* _Given task_
Pull every line containing the word "heading" from the records.

* _Supplied data_
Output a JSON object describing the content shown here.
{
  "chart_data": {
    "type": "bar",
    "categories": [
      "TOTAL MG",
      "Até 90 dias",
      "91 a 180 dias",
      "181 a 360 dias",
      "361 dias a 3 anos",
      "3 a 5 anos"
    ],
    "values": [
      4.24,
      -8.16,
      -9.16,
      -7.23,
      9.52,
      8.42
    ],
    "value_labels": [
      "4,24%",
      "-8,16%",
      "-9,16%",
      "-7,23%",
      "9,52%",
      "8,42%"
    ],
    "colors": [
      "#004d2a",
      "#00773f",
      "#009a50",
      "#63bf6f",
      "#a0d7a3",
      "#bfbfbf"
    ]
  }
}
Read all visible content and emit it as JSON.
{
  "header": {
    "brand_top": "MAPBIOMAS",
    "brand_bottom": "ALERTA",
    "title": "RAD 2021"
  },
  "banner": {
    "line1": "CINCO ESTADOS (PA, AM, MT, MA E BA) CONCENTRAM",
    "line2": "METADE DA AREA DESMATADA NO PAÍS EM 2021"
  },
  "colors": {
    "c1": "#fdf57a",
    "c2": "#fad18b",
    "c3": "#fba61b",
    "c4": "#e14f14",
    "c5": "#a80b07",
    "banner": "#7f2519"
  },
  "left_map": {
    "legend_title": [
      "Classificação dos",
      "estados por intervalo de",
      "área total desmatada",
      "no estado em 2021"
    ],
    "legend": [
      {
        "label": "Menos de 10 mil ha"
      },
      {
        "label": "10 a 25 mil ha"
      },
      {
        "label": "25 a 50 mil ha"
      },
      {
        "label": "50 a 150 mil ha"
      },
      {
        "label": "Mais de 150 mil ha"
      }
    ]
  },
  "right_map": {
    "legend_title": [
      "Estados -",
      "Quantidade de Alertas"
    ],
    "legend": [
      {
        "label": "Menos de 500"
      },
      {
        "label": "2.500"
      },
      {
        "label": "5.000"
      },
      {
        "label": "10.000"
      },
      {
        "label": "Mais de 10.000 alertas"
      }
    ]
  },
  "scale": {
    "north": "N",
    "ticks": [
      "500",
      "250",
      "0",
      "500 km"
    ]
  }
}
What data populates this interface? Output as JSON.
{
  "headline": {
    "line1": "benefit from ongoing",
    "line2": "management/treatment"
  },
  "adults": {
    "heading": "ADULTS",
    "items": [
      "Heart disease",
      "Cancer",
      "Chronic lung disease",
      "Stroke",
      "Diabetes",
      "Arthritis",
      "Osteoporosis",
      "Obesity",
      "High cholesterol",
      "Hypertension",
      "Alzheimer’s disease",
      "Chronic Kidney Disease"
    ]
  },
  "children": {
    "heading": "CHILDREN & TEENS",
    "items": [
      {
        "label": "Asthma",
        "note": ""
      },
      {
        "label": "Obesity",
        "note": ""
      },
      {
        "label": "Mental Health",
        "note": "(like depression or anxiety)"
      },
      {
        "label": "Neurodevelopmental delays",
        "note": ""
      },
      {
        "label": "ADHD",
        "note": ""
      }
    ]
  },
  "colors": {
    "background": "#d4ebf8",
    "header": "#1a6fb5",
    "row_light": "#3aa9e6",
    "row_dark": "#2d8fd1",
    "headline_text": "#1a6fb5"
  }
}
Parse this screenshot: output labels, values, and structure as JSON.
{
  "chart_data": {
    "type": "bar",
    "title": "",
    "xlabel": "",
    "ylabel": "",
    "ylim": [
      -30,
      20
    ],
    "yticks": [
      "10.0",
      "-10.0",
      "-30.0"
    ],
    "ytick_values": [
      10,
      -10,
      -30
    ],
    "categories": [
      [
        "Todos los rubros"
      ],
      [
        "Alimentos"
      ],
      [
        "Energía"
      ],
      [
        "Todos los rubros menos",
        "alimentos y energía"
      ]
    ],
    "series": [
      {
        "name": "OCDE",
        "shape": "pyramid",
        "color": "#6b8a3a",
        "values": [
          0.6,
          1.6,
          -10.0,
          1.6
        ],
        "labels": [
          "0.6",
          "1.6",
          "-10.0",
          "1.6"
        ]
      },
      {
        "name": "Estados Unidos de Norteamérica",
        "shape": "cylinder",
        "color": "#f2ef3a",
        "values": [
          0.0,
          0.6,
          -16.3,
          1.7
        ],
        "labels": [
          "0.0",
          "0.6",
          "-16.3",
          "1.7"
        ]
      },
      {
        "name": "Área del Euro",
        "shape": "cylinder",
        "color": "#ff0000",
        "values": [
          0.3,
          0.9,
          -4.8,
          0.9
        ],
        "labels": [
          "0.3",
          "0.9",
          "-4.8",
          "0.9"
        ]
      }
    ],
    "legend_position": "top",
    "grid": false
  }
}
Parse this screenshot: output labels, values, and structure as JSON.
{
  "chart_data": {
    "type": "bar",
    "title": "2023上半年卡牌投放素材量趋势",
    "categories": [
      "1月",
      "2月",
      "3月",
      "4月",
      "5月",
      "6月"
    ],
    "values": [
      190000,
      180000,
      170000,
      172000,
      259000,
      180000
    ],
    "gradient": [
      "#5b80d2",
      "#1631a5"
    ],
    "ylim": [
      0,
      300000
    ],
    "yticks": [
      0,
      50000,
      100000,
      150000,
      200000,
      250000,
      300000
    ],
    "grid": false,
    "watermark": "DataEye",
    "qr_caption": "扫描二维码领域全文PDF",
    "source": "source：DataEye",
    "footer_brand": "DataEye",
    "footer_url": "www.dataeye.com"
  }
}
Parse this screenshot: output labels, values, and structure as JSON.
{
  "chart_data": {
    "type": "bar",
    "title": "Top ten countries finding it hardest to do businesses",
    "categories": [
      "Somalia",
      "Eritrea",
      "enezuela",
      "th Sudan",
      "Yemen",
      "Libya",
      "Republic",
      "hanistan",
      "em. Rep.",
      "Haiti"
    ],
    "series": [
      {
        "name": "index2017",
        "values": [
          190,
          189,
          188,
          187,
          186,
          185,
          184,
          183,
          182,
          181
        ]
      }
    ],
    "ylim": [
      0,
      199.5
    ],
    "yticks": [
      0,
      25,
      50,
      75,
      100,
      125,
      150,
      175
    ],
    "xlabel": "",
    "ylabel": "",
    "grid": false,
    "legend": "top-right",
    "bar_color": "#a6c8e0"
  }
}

* _In response_
    "heading": "ADULTS",
    "heading": "CHILDREN & TEENS",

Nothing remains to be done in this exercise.